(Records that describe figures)
══════
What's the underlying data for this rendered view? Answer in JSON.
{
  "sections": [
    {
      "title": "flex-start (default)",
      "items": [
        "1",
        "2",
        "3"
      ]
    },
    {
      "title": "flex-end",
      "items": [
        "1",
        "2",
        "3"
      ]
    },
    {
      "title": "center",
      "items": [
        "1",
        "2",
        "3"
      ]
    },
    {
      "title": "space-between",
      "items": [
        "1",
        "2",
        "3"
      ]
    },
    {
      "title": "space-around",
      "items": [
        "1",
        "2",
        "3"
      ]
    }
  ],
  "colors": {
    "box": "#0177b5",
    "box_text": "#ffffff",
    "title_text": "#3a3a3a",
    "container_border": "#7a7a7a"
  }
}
══════
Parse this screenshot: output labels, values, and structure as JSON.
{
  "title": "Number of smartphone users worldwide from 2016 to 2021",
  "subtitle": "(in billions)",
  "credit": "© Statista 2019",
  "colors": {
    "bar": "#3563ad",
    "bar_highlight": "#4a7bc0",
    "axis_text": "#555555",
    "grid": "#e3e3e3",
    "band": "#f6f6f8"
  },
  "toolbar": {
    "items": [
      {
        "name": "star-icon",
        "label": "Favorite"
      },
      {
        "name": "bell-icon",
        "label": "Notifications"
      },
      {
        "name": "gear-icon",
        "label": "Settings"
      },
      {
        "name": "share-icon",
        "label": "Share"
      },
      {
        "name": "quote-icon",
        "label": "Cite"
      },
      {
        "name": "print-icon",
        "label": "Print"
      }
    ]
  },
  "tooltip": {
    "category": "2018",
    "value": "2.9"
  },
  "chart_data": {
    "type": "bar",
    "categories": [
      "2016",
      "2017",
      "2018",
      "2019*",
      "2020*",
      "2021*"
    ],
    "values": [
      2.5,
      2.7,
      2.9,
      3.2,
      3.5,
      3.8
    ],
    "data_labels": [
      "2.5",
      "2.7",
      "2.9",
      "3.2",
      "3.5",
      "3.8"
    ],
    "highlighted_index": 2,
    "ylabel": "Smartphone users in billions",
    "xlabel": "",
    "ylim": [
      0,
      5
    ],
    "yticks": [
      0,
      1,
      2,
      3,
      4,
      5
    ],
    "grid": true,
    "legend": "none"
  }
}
══════
| Exercise instructions |
Determine how many lines of the material include the string "icon". Output only that count.

| Task solution |
6